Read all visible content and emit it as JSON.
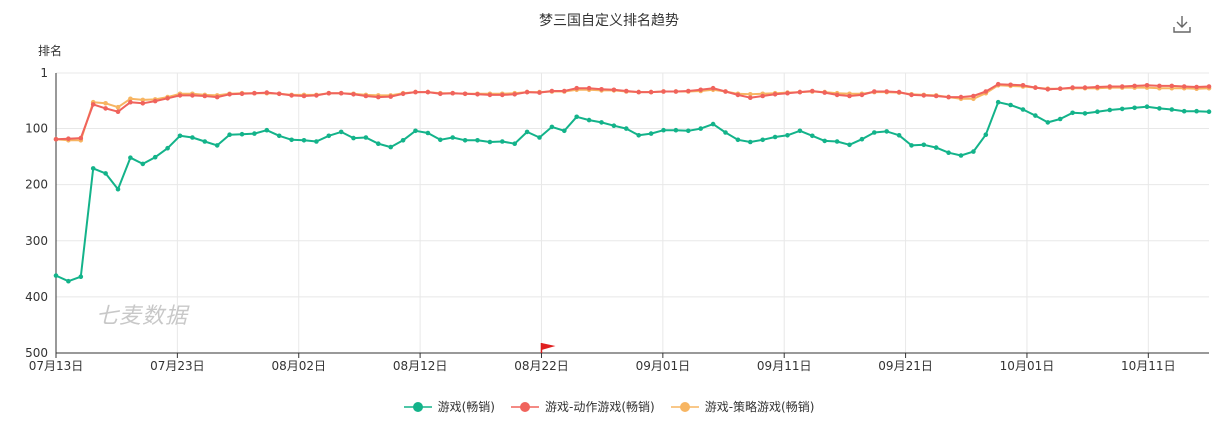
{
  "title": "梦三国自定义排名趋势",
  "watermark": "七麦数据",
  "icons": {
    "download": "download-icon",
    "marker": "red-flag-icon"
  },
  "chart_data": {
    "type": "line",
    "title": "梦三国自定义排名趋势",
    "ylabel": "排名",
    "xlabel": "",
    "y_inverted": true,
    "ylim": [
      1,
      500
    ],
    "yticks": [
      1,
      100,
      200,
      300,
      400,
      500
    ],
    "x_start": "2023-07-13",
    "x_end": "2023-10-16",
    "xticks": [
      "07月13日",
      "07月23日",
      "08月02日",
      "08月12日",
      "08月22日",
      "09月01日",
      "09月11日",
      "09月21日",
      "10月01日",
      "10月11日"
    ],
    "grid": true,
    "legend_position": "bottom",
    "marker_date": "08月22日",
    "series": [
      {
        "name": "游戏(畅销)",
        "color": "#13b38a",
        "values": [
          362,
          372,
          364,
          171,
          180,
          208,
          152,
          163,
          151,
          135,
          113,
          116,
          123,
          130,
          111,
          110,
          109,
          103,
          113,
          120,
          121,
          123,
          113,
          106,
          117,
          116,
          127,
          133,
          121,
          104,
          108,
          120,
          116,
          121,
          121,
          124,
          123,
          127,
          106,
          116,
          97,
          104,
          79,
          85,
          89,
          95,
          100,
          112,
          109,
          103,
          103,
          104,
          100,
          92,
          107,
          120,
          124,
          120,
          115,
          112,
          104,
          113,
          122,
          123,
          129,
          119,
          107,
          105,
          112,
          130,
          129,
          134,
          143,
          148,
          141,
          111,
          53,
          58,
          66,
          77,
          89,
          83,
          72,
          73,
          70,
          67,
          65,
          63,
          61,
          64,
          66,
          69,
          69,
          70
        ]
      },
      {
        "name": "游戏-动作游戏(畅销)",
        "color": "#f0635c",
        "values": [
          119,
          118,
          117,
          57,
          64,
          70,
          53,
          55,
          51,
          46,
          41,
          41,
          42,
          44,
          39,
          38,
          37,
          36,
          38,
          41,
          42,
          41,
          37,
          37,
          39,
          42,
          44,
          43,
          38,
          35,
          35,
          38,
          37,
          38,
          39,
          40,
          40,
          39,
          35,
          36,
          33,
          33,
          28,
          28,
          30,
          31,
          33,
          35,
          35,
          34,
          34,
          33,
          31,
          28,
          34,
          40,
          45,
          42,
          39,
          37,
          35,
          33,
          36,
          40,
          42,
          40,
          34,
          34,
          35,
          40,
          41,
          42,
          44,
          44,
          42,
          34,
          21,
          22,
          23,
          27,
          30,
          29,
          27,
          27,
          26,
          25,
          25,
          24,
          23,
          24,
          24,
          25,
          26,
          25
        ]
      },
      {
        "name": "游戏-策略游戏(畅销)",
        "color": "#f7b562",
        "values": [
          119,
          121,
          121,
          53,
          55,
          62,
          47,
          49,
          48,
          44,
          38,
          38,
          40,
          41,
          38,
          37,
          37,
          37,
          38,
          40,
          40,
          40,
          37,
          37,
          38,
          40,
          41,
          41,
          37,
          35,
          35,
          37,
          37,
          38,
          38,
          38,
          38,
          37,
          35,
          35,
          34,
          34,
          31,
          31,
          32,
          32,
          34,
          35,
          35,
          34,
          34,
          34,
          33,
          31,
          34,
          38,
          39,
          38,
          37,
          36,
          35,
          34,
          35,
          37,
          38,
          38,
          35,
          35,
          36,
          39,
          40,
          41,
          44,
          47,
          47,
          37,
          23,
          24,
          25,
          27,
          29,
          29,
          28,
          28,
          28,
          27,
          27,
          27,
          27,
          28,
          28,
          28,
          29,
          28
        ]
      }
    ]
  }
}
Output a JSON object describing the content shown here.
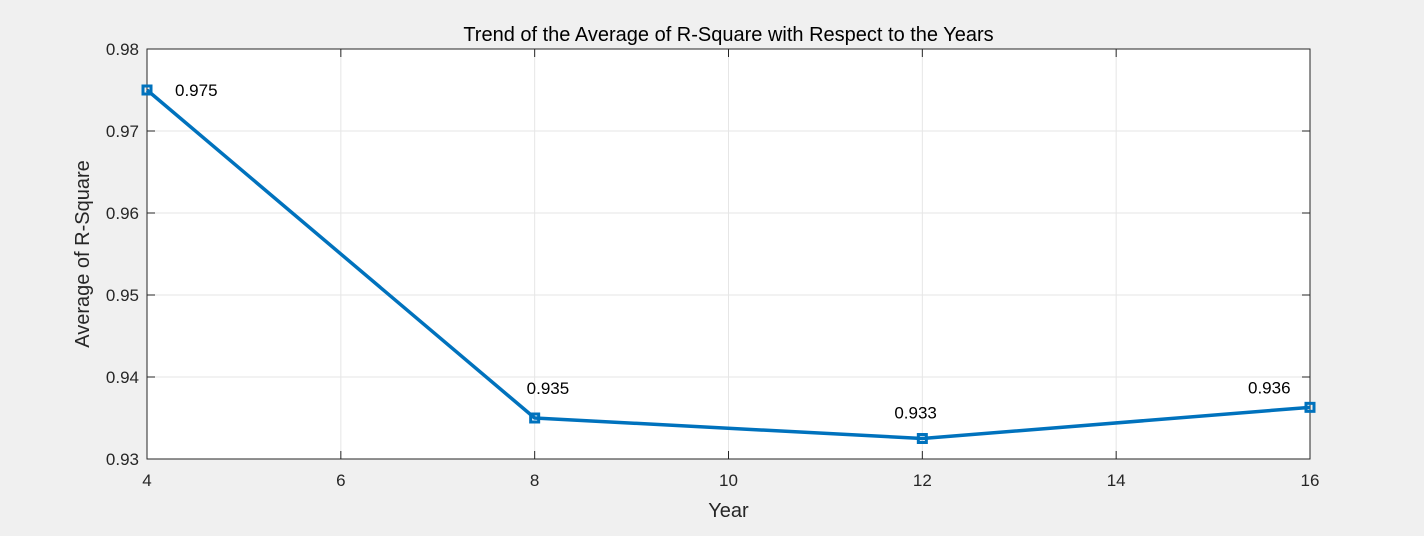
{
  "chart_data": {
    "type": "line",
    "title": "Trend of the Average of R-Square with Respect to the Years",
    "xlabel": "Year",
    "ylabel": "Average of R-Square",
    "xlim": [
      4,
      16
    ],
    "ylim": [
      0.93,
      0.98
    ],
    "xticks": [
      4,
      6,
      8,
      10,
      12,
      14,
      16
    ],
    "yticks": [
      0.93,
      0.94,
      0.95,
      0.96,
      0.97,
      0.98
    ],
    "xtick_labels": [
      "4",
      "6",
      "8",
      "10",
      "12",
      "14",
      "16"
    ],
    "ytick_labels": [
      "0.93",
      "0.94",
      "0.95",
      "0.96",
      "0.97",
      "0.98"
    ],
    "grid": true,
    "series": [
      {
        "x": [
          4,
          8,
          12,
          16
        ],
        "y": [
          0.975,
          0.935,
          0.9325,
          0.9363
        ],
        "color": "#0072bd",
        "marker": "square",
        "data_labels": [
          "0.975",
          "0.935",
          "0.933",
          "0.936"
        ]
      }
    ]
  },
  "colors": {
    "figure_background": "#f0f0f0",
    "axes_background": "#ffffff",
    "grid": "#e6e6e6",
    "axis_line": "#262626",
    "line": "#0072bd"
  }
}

════════════════════

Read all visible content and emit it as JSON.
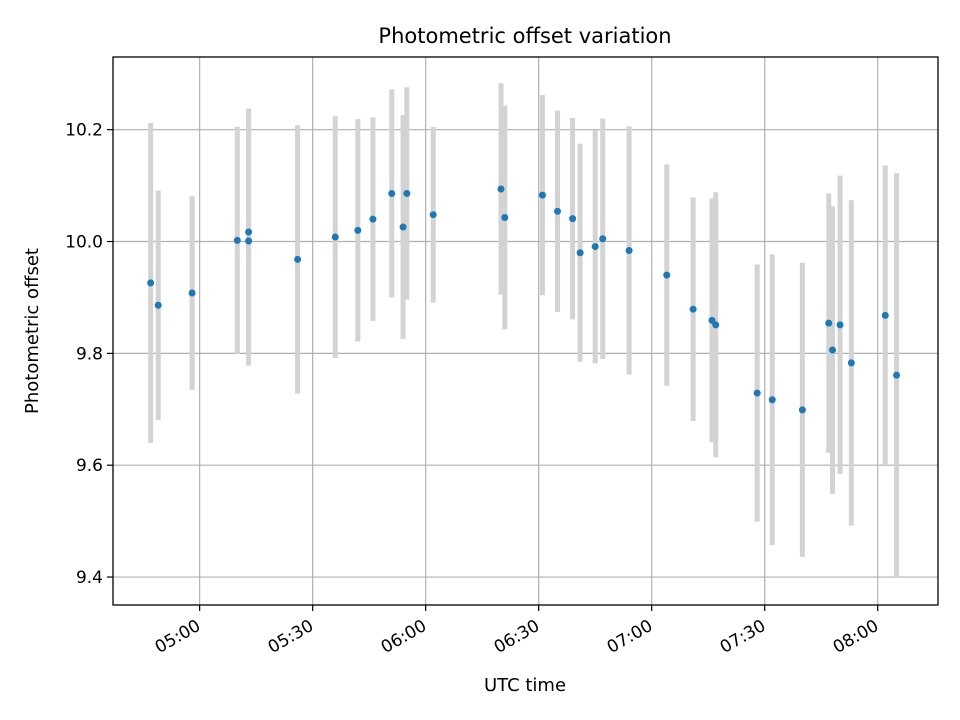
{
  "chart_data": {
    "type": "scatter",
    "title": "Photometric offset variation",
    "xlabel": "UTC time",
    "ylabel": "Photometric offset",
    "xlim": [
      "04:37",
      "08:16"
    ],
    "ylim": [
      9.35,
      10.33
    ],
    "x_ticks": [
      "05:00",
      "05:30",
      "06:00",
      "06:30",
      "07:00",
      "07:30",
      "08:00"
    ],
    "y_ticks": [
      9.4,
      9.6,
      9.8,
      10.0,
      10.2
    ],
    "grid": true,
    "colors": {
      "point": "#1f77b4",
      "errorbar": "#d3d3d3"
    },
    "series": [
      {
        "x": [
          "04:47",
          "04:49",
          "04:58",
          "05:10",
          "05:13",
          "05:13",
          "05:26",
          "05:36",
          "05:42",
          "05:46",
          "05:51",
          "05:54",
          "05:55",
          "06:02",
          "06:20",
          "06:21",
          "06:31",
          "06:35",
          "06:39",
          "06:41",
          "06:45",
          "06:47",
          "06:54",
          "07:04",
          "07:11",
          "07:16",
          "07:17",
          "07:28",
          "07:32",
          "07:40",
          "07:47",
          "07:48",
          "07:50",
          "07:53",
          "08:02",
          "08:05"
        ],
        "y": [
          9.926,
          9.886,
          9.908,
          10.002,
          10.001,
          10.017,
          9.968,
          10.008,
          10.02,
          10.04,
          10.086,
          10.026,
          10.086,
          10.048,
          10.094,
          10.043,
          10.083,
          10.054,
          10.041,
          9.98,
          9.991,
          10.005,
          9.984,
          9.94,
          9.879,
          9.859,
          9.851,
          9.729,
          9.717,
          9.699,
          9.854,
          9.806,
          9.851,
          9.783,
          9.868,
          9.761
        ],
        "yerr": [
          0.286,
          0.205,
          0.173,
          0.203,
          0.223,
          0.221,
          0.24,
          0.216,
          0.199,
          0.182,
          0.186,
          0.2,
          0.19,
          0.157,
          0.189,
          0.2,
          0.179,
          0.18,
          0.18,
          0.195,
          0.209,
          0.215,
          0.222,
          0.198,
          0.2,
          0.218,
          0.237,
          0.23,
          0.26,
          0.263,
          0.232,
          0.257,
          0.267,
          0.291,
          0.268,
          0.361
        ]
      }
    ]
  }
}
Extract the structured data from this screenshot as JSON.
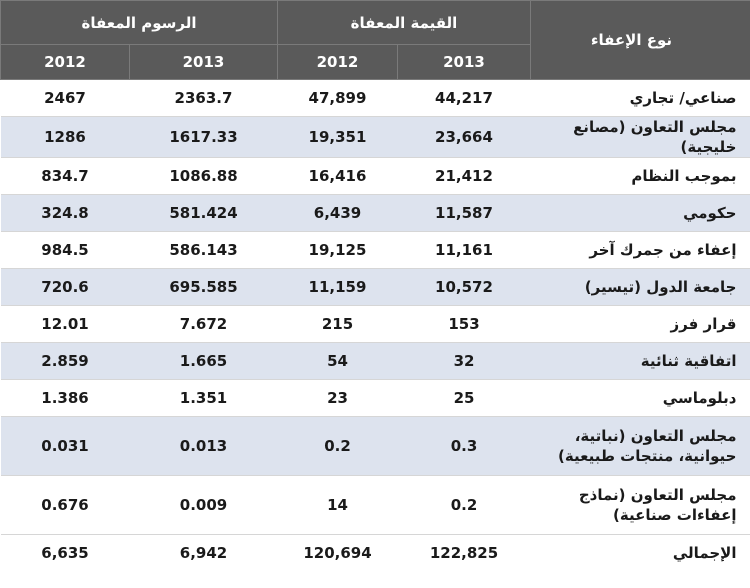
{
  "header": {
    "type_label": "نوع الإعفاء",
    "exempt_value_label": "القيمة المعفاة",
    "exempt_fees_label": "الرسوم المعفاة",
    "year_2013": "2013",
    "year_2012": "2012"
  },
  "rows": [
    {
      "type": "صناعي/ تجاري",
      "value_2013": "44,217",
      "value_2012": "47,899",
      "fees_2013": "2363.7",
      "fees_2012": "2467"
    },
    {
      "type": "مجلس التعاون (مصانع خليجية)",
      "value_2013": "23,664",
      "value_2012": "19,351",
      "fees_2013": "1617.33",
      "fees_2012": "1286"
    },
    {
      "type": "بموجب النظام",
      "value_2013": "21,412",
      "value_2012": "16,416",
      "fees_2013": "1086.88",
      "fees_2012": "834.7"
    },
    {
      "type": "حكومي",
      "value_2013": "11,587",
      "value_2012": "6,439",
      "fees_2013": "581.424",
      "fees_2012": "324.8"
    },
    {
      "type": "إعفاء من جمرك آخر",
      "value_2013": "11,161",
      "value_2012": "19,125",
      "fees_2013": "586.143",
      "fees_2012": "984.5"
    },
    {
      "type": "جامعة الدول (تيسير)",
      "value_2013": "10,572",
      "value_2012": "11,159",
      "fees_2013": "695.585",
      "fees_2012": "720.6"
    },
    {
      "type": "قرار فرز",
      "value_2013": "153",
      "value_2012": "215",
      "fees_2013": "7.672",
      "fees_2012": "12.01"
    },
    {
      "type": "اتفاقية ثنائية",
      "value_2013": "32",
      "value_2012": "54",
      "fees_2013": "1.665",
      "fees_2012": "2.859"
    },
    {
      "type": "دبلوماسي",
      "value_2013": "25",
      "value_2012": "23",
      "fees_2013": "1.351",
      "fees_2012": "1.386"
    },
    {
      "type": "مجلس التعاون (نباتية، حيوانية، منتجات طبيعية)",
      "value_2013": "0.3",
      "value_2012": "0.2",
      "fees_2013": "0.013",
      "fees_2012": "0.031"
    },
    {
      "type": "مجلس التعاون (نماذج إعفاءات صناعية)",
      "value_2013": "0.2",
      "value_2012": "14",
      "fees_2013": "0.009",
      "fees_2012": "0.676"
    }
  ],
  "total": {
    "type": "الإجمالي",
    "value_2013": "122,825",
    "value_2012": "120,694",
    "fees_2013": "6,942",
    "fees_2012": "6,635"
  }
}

════════════════════

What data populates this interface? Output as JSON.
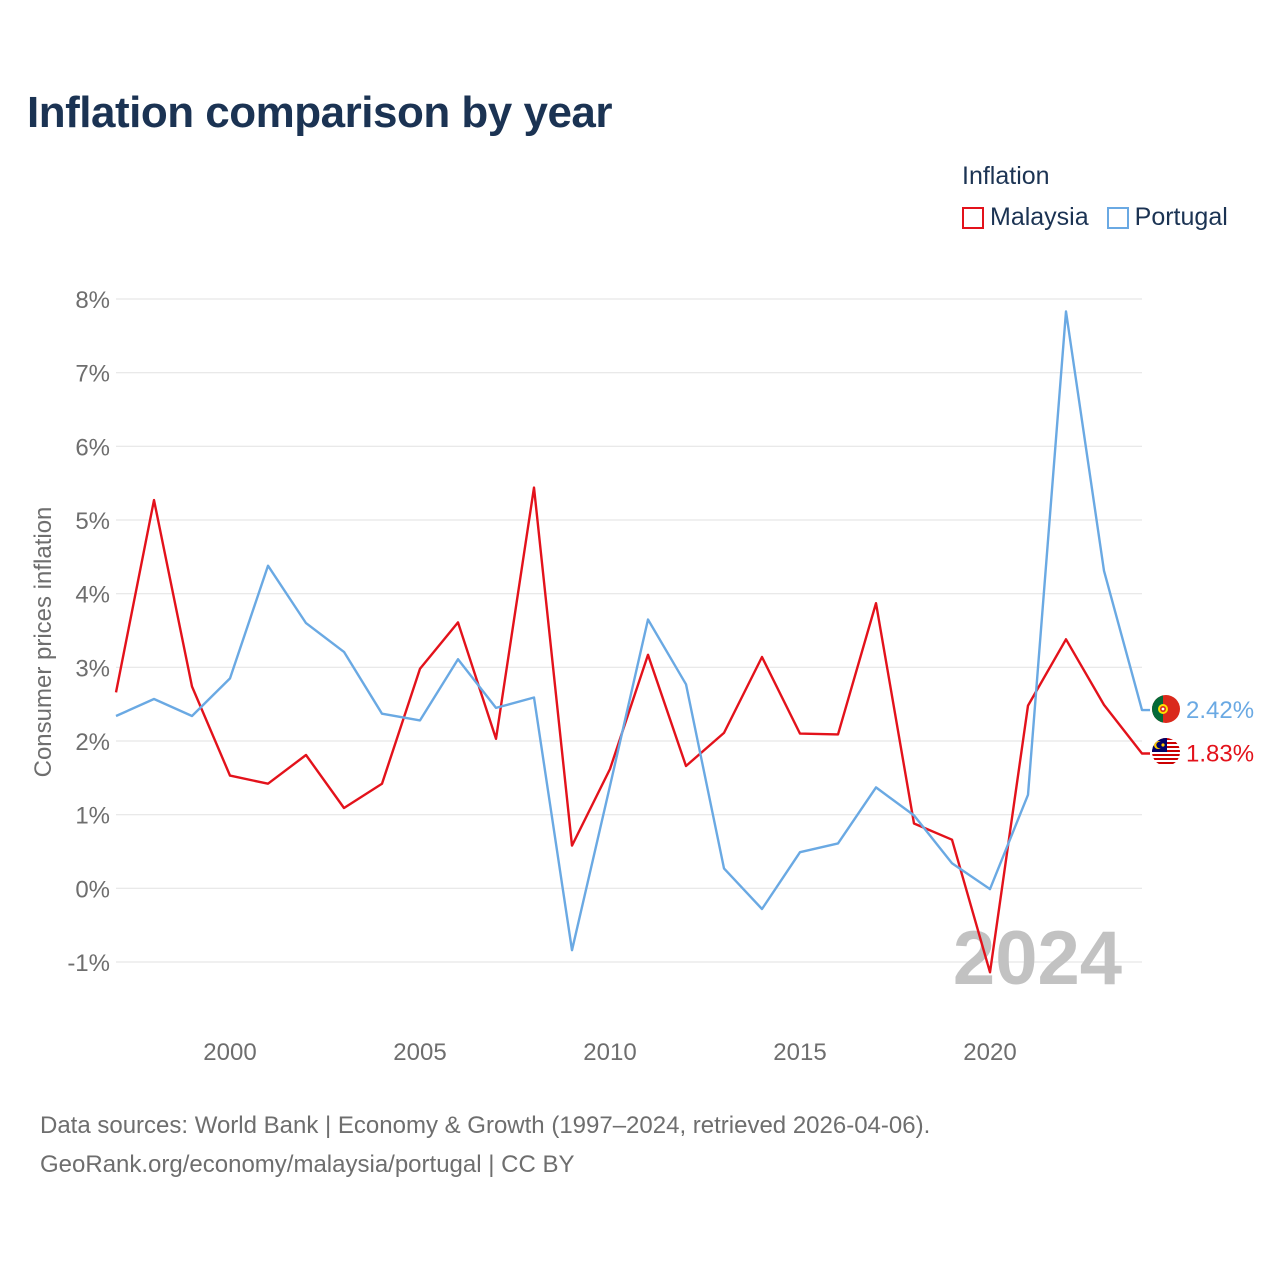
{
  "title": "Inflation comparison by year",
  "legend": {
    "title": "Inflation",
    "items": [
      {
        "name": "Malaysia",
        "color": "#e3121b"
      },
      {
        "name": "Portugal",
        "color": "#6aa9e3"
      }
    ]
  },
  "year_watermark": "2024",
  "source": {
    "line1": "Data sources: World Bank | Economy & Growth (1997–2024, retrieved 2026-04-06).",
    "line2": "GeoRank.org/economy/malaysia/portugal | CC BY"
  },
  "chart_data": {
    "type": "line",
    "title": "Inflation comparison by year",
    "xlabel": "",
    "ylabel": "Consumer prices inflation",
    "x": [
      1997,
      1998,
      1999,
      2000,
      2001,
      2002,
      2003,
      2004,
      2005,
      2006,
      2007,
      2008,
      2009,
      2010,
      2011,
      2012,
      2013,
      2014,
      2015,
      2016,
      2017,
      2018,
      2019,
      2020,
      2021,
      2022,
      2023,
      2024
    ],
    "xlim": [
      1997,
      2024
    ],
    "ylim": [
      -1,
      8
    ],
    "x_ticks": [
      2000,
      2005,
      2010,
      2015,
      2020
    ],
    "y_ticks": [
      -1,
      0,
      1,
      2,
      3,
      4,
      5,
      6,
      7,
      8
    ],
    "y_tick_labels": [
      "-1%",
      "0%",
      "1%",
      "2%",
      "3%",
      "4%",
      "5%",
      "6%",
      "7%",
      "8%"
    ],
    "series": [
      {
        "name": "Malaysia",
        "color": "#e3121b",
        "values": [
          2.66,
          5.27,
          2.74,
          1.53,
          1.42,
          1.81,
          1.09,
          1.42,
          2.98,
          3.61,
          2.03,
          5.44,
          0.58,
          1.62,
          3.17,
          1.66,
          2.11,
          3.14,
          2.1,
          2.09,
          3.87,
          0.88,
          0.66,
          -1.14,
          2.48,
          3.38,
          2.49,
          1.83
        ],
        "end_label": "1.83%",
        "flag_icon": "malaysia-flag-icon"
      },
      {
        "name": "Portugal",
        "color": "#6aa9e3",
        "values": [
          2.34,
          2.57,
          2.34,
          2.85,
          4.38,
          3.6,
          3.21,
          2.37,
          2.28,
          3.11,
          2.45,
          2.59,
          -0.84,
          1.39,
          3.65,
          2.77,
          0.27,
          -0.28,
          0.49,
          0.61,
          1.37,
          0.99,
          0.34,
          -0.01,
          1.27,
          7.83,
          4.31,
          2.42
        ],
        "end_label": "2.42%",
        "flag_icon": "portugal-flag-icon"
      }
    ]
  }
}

════════════════════

▶ [GIVEN TASK] Pull out each line of the listing that holds the string "JSON".

▶ [TASK ANSWER]
Read all visible content and emit it as JSON.
Output a JSON object describing the content shown here.
Read all visible content and emit it as JSON.
Extract the structured data from this screenshot as JSON.
What data populates this interface? Output as JSON.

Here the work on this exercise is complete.